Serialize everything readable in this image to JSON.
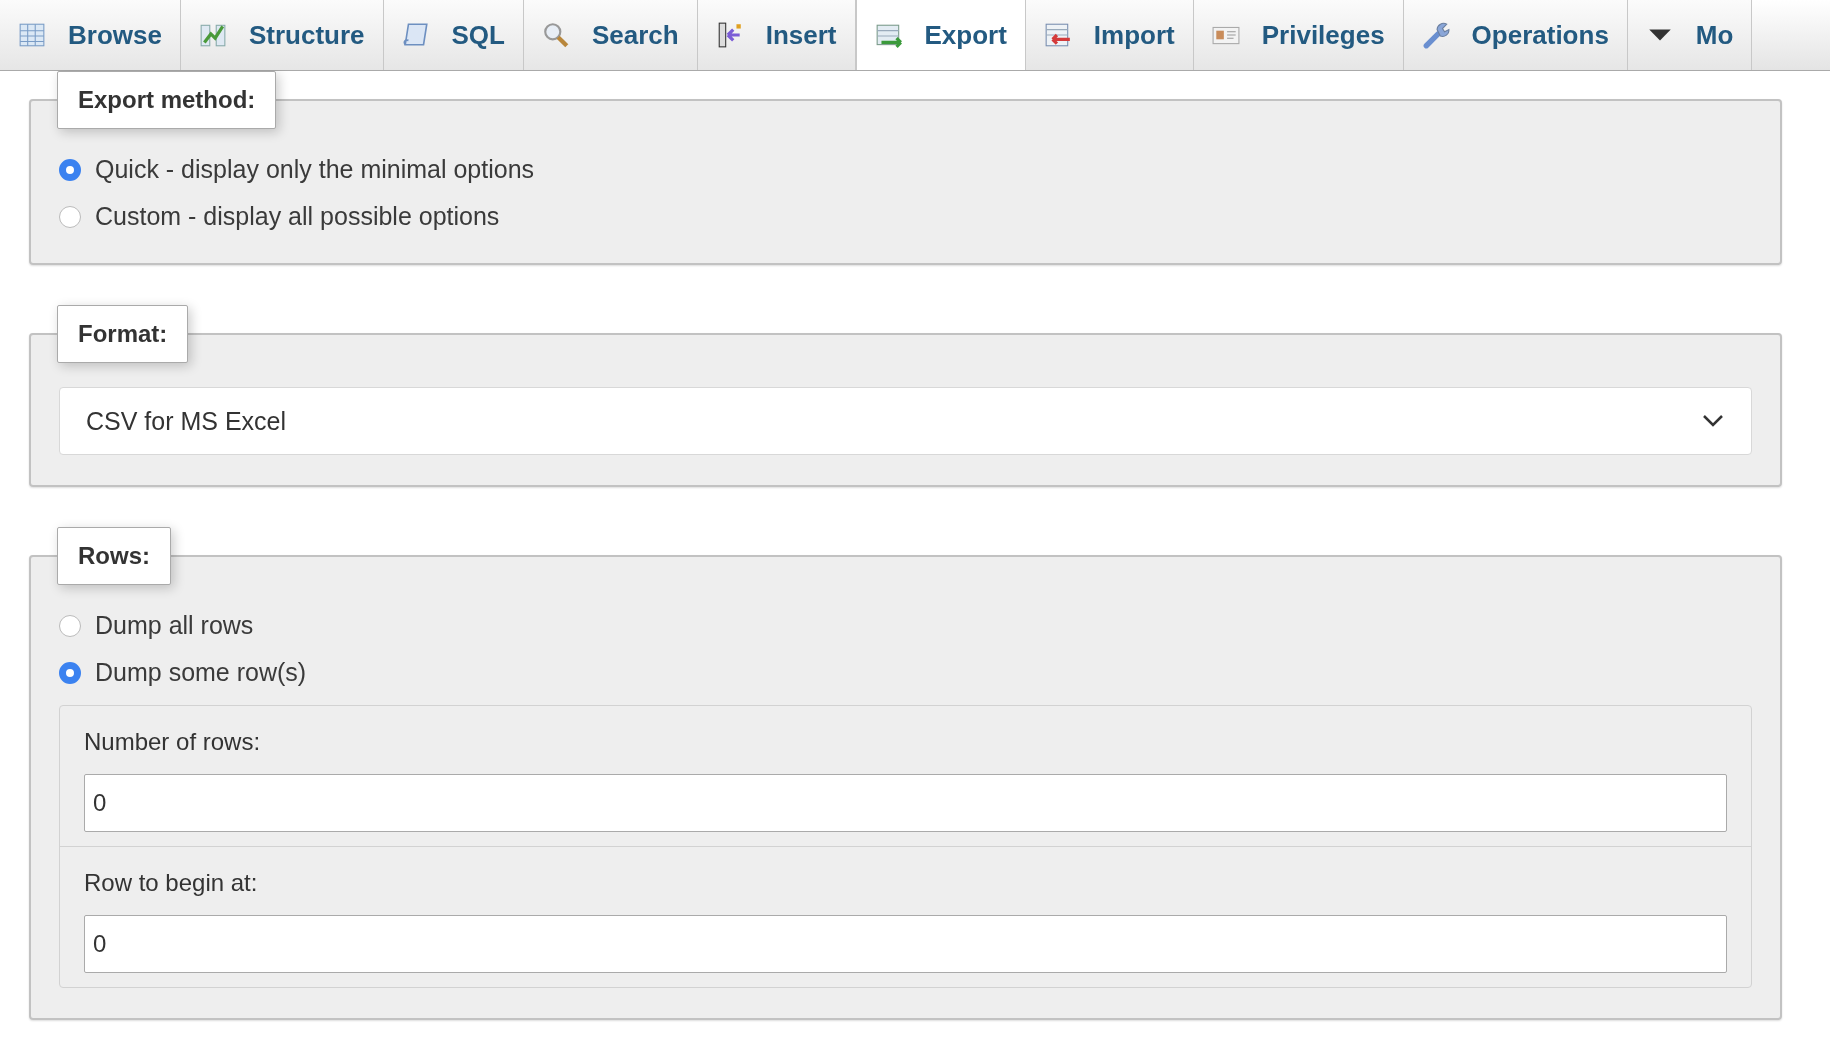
{
  "tabs": [
    {
      "label": "Browse",
      "selected": false,
      "kind": "tab"
    },
    {
      "label": "Structure",
      "selected": false,
      "kind": "tab"
    },
    {
      "label": "SQL",
      "selected": false,
      "kind": "tab"
    },
    {
      "label": "Search",
      "selected": false,
      "kind": "tab"
    },
    {
      "label": "Insert",
      "selected": false,
      "kind": "tab"
    },
    {
      "label": "Export",
      "selected": true,
      "kind": "tab"
    },
    {
      "label": "Import",
      "selected": false,
      "kind": "tab"
    },
    {
      "label": "Privileges",
      "selected": false,
      "kind": "tab"
    },
    {
      "label": "Operations",
      "selected": false,
      "kind": "tab"
    },
    {
      "label": "Mo",
      "selected": false,
      "kind": "menu"
    }
  ],
  "export_method": {
    "legend": "Export method:",
    "options": [
      {
        "label": "Quick - display only the minimal options",
        "selected": true
      },
      {
        "label": "Custom - display all possible options",
        "selected": false
      }
    ]
  },
  "format": {
    "legend": "Format:",
    "value": "CSV for MS Excel"
  },
  "rows": {
    "legend": "Rows:",
    "options": [
      {
        "label": "Dump all rows",
        "selected": false
      },
      {
        "label": "Dump some row(s)",
        "selected": true
      }
    ],
    "fields": [
      {
        "label": "Number of rows:",
        "value": "0"
      },
      {
        "label": "Row to begin at:",
        "value": "0"
      }
    ]
  }
}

> GIVEN REQUEST
Which lines hold the word "Dump"? Copy all of them.

> CORRECT OUTPUT
        "label": "Dump all rows",
        "label": "Dump some row(s)",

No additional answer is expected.